### Problem to work on
Go through the data below. Pull out every line that has the word "name".

(Figure collection entries)
□ □ □ □

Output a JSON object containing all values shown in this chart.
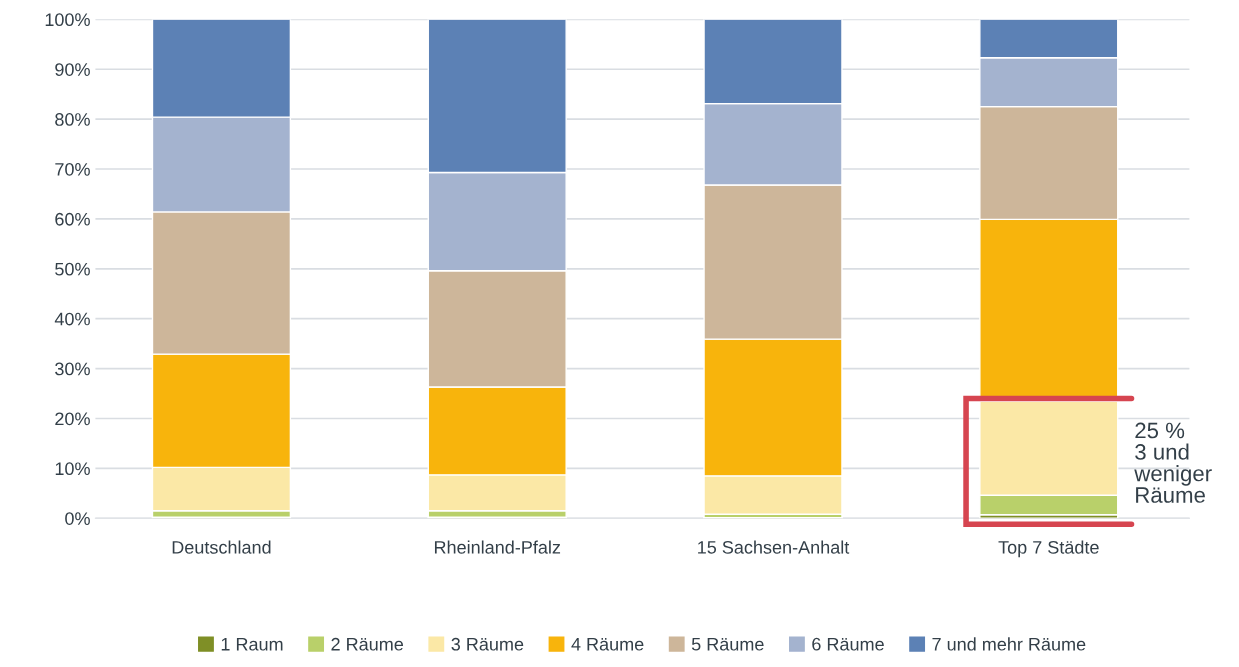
{
  "chart_data": {
    "type": "bar",
    "stacked": true,
    "categories": [
      "Deutschland",
      "Rheinland-Pfalz",
      "15 Sachsen-Anhalt",
      "Top 7 Städte"
    ],
    "series": [
      {
        "name": "1 Raum",
        "color": "#7f8f26",
        "values": [
          0.2,
          0.2,
          0.1,
          0.7
        ]
      },
      {
        "name": "2 Räume",
        "color": "#b9d06a",
        "values": [
          1.3,
          1.3,
          0.7,
          3.9
        ]
      },
      {
        "name": "3 Räume",
        "color": "#fbe8a6",
        "values": [
          8.7,
          7.2,
          7.7,
          18.9
        ]
      },
      {
        "name": "4 Räume",
        "color": "#f8b40c",
        "values": [
          22.7,
          17.6,
          27.4,
          36.4
        ]
      },
      {
        "name": "5 Räume",
        "color": "#cdb69a",
        "values": [
          28.5,
          23.3,
          30.9,
          22.6
        ]
      },
      {
        "name": "6 Räume",
        "color": "#a4b3cf",
        "values": [
          19.0,
          19.7,
          16.3,
          9.8
        ]
      },
      {
        "name": "7 und mehr Räume",
        "color": "#5c81b5",
        "values": [
          19.6,
          30.7,
          16.9,
          7.7
        ]
      }
    ],
    "ylim": [
      0,
      100
    ],
    "yticks": [
      {
        "value": 0,
        "label": "0%"
      },
      {
        "value": 10,
        "label": "10%"
      },
      {
        "value": 20,
        "label": "20%"
      },
      {
        "value": 30,
        "label": "30%"
      },
      {
        "value": 40,
        "label": "40%"
      },
      {
        "value": 50,
        "label": "50%"
      },
      {
        "value": 60,
        "label": "60%"
      },
      {
        "value": 70,
        "label": "70%"
      },
      {
        "value": 80,
        "label": "80%"
      },
      {
        "value": 90,
        "label": "90%"
      },
      {
        "value": 100,
        "label": "100%"
      }
    ],
    "grid": "y",
    "legend": "bottom",
    "annotations": [
      "25 %\n3 und\nweniger\nRäume"
    ]
  }
}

□ □ □ □

### Answer to this exercise
        "name": "1 Raum",
        "name": "2 Räume",
        "name": "3 Räume",
        "name": "4 Räume",
        "name": "5 Räume",
        "name": "6 Räume",
        "name": "7 und mehr Räume",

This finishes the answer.